DOCUMENT PASSAGE:
(begin)

The PIV flow meter captures tracer particles on an axially illuminated light sheet formed by a pulsed laser and a beam-steering lens using a CCD camera. The particle velocities are then calculated using cross-correlation algorithms to estimate the fluid velocity, allowing for the determination of cross-sectional flow rates. Through multiple experiments and actual flow rate measurements conducted at the Gas Research Institute of Southwest Oil and Gas Fields Company, we discovered that the complex structural nature of natural gas pipeline networks intensified fluid flow fluctuations in the flow field. This may result in the radial movements of fluid molecules or tracer particles, which makes it difficult for the CCD camera to accurately capture the particle’s motion. As a consequence, measurement errors may occur. To further improve the measurement reliability of the PIV flowmeter and identify the physical factors affecting its measurement results, this study conducted flow rate measurements using the PIV flowmeter in downstream areas with different structures, such as single straight pipes (ideal structure), relative manifolds, and misplaced manifolds. The flow characteristics in downstream areas with different manifold structures were studied using visualization methods to analyze the reasons for measurement deviations in the results of the PIV flowmeter. This research provides technical references for the further development of the PIV flowmeter.

(end)

WRITTEN EXERCISE 1: Summarize the passage on the PIV flowmeter in three sentences.

RECORD SET:
(begin)

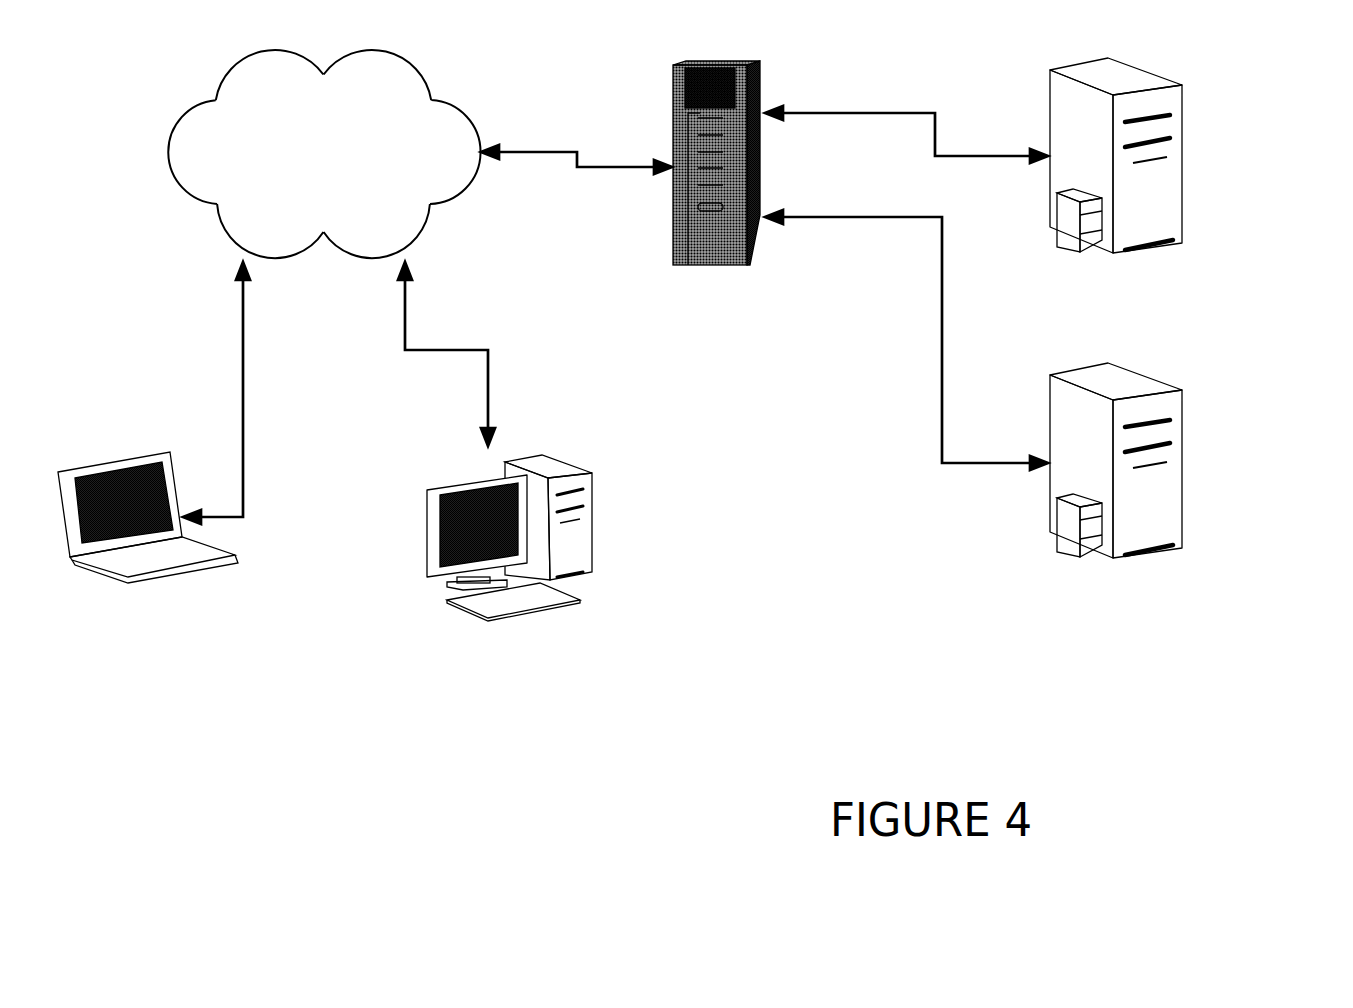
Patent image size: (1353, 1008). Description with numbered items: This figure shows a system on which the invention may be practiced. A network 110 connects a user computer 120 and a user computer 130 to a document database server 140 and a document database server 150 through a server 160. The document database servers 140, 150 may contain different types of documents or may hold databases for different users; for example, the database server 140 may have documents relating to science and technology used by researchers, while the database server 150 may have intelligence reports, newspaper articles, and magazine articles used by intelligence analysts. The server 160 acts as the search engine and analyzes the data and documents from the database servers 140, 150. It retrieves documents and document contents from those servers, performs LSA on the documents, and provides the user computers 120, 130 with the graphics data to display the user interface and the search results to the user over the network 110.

The network 110 is at (324, 154).
The user computer 120 is at (154, 595).
The user computer 130 is at (515, 637).
The document database server 140 is at (1198, 155).
The document database server 150 is at (1032, 514).
The server 160 is at (725, 285).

(end)

WRITTEN EXERCISE 2: Put the records above into a two-column CSV with the columns "description" and "locations," one row per record. Place each record's text and its answer in a single quoted field, replace line breaks with spaces, and leave the pictures out.

COMPLETE OUTPUT 1: The PIV flowmeter uses a CCD camera to capture tracer particles on a laser light sheet, then applies cross-correlation algorithms to estimate fluid velocity and determine cross-sectional flow rates. Experiments and flow rate measurements at the Gas Research Institute of Southwest Oil and Gas Fields Company showed that the complex structure of natural gas pipeline networks intensifies flow fluctuations, which may cause radial movement of fluid molecules or tracer particles that the camera cannot capture accurately and lead to measurement errors. The study therefore measured flow rates with the PIV flowmeter downstream of single straight pipes, relative manifolds, and misplaced manifolds, using visualization methods to analyze the reasons for measurement deviations.

COMPLETE OUTPUT 2:
description,locations
"Patent image size: (1353, 1008). Description with numbered items: This figure shows a system on which the invention may be practiced. A network 110 connects a user computer 120 and a user computer 130 to a document database server 140 and a document database server 150 through a server 160. The document database servers 140, 150 may contain different types of documents or may hold databases for different users; for example, the database server 140 may have documents relating to science and technology used by researchers, while the database server 150 may have intelligence reports, newspaper articles, and magazine articles used by intelligence analysts. The server 160 acts as the search engine and analyzes the data and documents from the database servers 140, 150. It retrieves documents and document contents from those servers, performs LSA on the documents, and provides the user computers 120, 130 with the graphics data to display the user interface and the search results to the user over the network 110.","The network 110 is at (324, 154). The user computer 120 is at (154, 595). The user computer 130 is at (515, 637). The document database server 140 is at (1198, 155). The document database server 150 is at (1032, 514). The server 160 is at (725, 285)."